MATERIAL SUPPLIED.
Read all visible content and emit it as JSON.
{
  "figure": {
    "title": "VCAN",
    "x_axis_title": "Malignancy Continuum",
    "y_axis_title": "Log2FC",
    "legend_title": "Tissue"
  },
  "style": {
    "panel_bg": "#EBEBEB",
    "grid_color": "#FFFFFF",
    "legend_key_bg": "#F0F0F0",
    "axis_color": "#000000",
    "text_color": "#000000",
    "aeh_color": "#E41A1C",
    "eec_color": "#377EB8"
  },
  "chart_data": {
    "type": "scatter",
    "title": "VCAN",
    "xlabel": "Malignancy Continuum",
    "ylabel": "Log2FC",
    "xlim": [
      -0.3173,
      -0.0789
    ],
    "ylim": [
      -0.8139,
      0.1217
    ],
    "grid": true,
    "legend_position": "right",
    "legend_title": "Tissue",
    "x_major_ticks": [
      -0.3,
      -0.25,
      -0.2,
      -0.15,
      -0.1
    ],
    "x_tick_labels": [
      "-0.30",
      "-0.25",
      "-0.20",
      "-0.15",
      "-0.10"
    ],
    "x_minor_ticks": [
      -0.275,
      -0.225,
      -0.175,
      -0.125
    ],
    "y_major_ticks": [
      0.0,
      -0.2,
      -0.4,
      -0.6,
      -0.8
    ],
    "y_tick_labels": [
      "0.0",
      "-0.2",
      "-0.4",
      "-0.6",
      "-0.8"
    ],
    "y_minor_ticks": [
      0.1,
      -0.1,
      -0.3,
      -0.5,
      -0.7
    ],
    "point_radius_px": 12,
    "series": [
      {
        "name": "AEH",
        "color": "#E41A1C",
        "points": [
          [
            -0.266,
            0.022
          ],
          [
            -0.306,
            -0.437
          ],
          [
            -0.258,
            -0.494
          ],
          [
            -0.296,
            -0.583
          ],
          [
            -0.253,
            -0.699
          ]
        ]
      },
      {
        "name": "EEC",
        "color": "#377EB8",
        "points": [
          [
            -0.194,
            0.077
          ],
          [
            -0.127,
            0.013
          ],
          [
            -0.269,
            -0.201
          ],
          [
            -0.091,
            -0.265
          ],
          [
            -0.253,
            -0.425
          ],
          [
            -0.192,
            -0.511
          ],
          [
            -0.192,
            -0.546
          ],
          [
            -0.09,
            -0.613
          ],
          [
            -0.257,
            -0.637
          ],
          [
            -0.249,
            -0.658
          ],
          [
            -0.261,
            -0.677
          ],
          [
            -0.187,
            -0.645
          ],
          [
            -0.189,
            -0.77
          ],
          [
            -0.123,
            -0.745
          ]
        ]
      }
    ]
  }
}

THE REQUEST. Give only the number of lines in the data that hold the string "Tissue".

EXPECTED ANSWER. 2